- **Goal**
Repeat the lines below exactly as they appear, but leave out the images.

- **Extracted data entries**
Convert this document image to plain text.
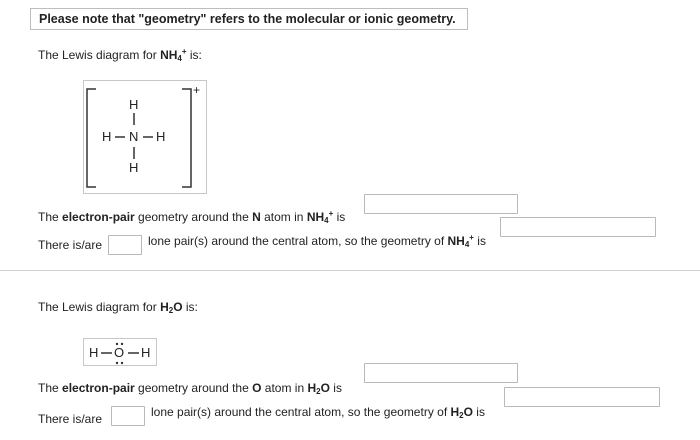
Please note that "geometry" refers to the molecular or ionic geometry.
The Lewis diagram for $NH_4^+$ is:
H
H N H
H
+
The electron-pair geometry around the N atom in $NH_4^+$ is
There is/are	lone pair(s) around the central atom, so the geometry of $NH_4^+$ is
The Lewis diagram for $H_2O$ is:
H O H
The electron-pair geometry around the O atom in $H_2O$ is
There is/are	lone pair(s) around the central atom, so the geometry of $H_2O$ is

- **The solution**
Convert this document image to plain text.
Please note that "geometry" refers to the molecular or ionic geometry.
The Lewis diagram for $NH_4^+$ is:
H
H N H
H
+
The electron-pair geometry around the N atom in $NH_4^+$ is
There is/are	lone pair(s) around the central atom, so the geometry of $NH_4^+$ is
The Lewis diagram for $H_2O$ is:
H O H
The electron-pair geometry around the O atom in $H_2O$ is
There is/are	lone pair(s) around the central atom, so the geometry of $H_2O$ is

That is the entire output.